▽

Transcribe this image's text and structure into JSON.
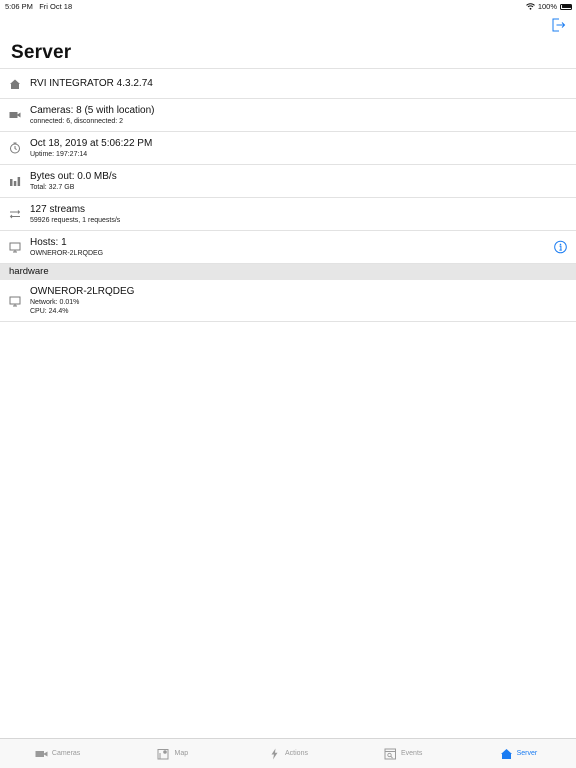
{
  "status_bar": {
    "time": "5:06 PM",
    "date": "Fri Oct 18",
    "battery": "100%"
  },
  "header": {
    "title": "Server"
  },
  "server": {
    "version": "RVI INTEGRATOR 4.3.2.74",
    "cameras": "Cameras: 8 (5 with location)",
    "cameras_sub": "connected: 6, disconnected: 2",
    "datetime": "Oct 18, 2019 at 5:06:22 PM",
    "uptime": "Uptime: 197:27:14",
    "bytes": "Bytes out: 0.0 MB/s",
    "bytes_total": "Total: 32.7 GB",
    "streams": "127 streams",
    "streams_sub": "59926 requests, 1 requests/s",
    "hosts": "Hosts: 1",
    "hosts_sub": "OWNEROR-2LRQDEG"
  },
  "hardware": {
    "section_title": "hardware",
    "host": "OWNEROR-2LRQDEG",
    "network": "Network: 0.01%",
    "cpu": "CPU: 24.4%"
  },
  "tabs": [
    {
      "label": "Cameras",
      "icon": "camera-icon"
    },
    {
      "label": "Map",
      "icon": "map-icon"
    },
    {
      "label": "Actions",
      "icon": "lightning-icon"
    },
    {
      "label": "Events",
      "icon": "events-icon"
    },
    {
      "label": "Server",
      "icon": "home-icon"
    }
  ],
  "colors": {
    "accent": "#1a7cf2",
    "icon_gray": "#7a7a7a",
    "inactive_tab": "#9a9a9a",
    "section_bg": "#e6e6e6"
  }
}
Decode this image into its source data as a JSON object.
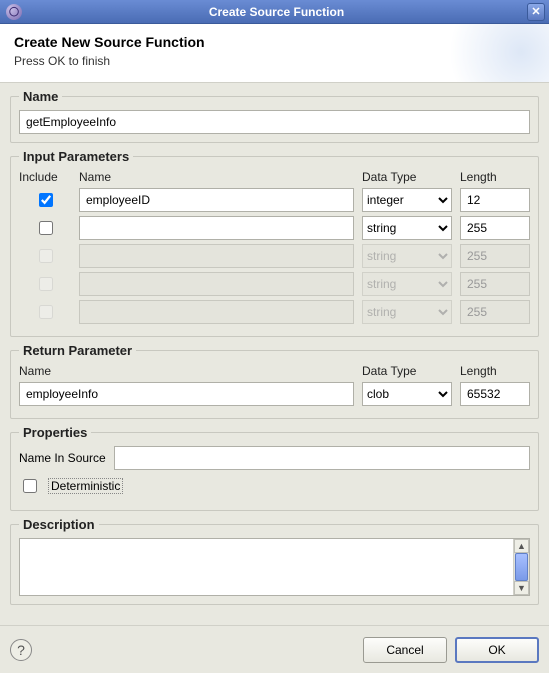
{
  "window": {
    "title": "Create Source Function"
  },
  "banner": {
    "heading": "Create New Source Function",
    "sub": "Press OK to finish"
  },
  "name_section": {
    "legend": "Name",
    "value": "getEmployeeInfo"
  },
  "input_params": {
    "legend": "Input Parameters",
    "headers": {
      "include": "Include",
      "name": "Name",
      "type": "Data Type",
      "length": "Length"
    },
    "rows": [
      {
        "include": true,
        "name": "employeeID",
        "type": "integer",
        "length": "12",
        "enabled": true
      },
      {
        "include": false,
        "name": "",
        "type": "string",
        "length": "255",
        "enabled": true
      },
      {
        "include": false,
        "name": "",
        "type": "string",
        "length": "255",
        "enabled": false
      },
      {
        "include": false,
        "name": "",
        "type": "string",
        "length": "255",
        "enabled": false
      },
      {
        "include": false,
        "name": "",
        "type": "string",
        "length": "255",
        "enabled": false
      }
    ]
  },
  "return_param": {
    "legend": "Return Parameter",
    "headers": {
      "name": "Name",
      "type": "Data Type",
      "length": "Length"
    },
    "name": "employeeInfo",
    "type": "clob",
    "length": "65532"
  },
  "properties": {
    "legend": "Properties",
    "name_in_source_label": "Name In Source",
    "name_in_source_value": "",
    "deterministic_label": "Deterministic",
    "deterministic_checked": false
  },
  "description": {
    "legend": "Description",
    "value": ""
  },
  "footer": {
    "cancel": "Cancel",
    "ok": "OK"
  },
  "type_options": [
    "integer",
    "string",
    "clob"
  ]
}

△

== Exercise description ==
The records above are to be quoted exactly, with all pictures left out.

== Output of the exercise ==
Transcribe this image's text and structure into JSON.
{
  "status_bar": {
    "time": "5:06 PM",
    "date": "Fri Oct 18",
    "battery": "100%"
  },
  "header": {
    "title": "Server"
  },
  "server": {
    "version": "RVI INTEGRATOR 4.3.2.74",
    "cameras": "Cameras: 8 (5 with location)",
    "cameras_sub": "connected: 6, disconnected: 2",
    "datetime": "Oct 18, 2019 at 5:06:22 PM",
    "uptime": "Uptime: 197:27:14",
    "bytes": "Bytes out: 0.0 MB/s",
    "bytes_total": "Total: 32.7 GB",
    "streams": "127 streams",
    "streams_sub": "59926 requests, 1 requests/s",
    "hosts": "Hosts: 1",
    "hosts_sub": "OWNEROR-2LRQDEG"
  },
  "hardware": {
    "section_title": "hardware",
    "host": "OWNEROR-2LRQDEG",
    "network": "Network: 0.01%",
    "cpu": "CPU: 24.4%"
  },
  "tabs": [
    {
      "label": "Cameras",
      "icon": "camera-icon"
    },
    {
      "label": "Map",
      "icon": "map-icon"
    },
    {
      "label": "Actions",
      "icon": "lightning-icon"
    },
    {
      "label": "Events",
      "icon": "events-icon"
    },
    {
      "label": "Server",
      "icon": "home-icon"
    }
  ],
  "colors": {
    "accent": "#1a7cf2",
    "icon_gray": "#7a7a7a",
    "inactive_tab": "#9a9a9a",
    "section_bg": "#e6e6e6"
  }
}
Decode this image into its source data as a JSON object.
{
  "window": {
    "title": "Create Source Function"
  },
  "banner": {
    "heading": "Create New Source Function",
    "sub": "Press OK to finish"
  },
  "name_section": {
    "legend": "Name",
    "value": "getEmployeeInfo"
  },
  "input_params": {
    "legend": "Input Parameters",
    "headers": {
      "include": "Include",
      "name": "Name",
      "type": "Data Type",
      "length": "Length"
    },
    "rows": [
      {
        "include": true,
        "name": "employeeID",
        "type": "integer",
        "length": "12",
        "enabled": true
      },
      {
        "include": false,
        "name": "",
        "type": "string",
        "length": "255",
        "enabled": true
      },
      {
        "include": false,
        "name": "",
        "type": "string",
        "length": "255",
        "enabled": false
      },
      {
        "include": false,
        "name": "",
        "type": "string",
        "length": "255",
        "enabled": false
      },
      {
        "include": false,
        "name": "",
        "type": "string",
        "length": "255",
        "enabled": false
      }
    ]
  },
  "return_param": {
    "legend": "Return Parameter",
    "headers": {
      "name": "Name",
      "type": "Data Type",
      "length": "Length"
    },
    "name": "employeeInfo",
    "type": "clob",
    "length": "65532"
  },
  "properties": {
    "legend": "Properties",
    "name_in_source_label": "Name In Source",
    "name_in_source_value": "",
    "deterministic_label": "Deterministic",
    "deterministic_checked": false
  },
  "description": {
    "legend": "Description",
    "value": ""
  },
  "footer": {
    "cancel": "Cancel",
    "ok": "OK"
  },
  "type_options": [
    "integer",
    "string",
    "clob"
  ]
}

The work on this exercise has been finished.